▶ **What to do**
Read the entries below and pull out each line with the string "Windows".

>>>

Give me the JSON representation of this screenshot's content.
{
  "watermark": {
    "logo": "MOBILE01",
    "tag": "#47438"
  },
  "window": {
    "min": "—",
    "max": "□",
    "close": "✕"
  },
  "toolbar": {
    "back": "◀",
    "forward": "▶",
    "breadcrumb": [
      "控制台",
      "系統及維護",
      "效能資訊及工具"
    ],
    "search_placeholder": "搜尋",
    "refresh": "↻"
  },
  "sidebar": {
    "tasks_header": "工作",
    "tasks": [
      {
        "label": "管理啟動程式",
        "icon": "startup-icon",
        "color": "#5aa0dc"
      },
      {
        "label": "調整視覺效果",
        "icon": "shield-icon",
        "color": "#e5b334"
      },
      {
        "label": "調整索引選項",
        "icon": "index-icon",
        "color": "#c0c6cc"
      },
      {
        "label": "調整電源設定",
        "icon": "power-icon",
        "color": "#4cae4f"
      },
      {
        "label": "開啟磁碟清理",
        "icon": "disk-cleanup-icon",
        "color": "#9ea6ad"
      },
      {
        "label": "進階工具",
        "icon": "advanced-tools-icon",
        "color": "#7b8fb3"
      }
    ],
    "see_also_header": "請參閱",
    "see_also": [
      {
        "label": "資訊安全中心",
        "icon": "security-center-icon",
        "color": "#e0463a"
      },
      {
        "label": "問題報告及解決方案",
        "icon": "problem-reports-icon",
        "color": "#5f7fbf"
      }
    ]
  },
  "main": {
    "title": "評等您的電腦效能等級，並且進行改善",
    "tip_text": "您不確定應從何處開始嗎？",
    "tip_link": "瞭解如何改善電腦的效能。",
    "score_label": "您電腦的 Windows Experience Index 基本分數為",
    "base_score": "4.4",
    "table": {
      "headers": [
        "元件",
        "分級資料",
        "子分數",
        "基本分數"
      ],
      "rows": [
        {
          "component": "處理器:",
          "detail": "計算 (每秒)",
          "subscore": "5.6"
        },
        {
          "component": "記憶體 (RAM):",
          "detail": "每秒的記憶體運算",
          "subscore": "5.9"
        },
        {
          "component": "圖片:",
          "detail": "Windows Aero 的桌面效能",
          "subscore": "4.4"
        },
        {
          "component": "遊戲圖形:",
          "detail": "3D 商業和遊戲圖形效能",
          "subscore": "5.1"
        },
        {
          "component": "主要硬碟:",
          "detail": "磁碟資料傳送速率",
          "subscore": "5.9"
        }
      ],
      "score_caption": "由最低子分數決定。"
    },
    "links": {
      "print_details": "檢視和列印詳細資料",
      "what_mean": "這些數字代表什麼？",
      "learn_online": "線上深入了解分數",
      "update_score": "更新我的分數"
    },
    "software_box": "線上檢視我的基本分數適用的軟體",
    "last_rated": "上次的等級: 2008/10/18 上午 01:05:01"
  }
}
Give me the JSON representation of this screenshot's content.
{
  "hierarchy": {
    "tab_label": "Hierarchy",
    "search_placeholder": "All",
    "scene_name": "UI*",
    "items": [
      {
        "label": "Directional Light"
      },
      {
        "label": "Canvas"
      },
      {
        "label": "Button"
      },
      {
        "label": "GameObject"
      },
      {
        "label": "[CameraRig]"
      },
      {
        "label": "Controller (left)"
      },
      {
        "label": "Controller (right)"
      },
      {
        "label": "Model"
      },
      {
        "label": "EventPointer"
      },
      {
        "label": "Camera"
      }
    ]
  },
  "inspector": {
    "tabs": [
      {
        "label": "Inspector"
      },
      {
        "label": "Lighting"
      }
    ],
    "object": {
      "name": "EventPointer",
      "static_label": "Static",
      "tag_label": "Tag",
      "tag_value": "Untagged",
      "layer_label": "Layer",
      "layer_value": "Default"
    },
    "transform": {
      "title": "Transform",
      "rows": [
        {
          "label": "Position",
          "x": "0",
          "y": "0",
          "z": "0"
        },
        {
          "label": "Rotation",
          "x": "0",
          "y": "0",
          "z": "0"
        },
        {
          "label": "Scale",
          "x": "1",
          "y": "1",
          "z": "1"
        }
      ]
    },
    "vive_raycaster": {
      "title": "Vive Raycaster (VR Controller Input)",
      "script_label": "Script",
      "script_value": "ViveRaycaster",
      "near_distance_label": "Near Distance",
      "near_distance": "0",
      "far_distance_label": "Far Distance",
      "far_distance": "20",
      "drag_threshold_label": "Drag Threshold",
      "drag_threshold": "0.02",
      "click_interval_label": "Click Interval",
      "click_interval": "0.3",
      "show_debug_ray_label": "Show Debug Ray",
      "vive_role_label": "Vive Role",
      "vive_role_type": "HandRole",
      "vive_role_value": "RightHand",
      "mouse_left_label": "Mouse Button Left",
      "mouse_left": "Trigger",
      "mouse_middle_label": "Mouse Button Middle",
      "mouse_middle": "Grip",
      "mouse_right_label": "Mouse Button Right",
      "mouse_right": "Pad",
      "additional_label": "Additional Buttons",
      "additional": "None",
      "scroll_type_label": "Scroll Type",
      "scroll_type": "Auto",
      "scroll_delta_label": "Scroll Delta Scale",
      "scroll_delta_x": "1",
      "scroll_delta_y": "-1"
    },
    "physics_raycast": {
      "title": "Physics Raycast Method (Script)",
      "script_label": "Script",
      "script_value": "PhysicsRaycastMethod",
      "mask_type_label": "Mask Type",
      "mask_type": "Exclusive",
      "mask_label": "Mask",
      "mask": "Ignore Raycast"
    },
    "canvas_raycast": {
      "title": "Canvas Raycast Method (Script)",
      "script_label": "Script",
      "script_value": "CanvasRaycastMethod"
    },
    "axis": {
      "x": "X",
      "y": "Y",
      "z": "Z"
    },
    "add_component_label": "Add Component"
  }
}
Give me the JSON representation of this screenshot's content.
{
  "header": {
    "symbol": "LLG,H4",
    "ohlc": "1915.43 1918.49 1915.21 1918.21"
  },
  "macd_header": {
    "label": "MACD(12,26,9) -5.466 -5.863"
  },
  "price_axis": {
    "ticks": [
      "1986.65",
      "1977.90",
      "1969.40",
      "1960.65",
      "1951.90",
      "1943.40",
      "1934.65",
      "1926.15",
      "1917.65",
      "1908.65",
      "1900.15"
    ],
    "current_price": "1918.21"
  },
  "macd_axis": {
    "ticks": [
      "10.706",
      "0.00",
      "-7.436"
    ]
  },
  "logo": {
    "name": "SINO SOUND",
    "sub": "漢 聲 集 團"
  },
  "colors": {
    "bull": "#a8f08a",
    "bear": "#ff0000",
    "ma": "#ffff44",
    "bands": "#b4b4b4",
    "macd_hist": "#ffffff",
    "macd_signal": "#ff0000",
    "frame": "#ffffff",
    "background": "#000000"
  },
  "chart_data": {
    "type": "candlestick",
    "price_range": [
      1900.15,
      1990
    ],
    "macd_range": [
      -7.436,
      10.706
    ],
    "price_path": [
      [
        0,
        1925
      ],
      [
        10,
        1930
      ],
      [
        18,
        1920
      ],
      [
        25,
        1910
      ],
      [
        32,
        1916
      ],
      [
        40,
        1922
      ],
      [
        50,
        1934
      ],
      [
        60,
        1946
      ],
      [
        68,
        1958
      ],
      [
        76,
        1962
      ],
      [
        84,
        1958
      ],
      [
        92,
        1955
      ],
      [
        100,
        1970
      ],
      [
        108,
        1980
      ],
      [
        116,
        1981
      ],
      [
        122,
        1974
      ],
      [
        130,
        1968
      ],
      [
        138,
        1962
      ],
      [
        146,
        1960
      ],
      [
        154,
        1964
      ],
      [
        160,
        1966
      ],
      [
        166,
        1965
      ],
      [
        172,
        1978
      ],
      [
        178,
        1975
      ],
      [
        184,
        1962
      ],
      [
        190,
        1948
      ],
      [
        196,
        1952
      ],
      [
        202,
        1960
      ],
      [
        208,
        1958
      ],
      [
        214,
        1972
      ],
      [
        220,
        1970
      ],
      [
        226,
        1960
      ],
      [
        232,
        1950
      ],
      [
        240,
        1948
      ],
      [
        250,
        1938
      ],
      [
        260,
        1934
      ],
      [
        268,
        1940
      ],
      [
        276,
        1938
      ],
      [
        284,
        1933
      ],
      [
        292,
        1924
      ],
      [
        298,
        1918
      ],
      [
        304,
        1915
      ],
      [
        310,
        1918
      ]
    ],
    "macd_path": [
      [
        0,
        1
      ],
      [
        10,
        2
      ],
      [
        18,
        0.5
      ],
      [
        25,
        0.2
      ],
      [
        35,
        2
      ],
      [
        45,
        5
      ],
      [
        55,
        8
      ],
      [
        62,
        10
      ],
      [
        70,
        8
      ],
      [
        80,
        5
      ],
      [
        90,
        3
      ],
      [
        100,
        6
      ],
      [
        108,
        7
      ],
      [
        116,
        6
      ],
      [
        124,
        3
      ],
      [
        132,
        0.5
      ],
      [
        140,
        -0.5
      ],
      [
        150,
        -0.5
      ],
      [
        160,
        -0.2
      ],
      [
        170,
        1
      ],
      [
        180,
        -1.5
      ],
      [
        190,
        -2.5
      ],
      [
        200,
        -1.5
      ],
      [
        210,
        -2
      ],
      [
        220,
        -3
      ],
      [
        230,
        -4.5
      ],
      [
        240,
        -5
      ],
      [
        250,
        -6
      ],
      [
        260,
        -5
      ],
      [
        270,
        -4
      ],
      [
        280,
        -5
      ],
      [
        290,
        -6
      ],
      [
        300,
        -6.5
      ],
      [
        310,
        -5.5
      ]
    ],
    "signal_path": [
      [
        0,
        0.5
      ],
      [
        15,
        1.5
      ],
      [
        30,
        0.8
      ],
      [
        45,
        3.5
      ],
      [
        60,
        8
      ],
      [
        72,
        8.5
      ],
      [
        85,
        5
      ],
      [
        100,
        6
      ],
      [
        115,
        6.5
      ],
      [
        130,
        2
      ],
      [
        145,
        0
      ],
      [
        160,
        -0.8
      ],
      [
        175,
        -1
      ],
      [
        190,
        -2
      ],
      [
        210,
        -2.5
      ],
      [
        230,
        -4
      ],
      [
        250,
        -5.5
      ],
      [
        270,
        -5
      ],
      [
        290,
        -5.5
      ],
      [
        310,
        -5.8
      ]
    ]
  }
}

<<<

▶ **Exercise answer**
    "score_label": "您電腦的 Windows Experience Index 基本分數為",
          "detail": "Windows Aero 的桌面效能",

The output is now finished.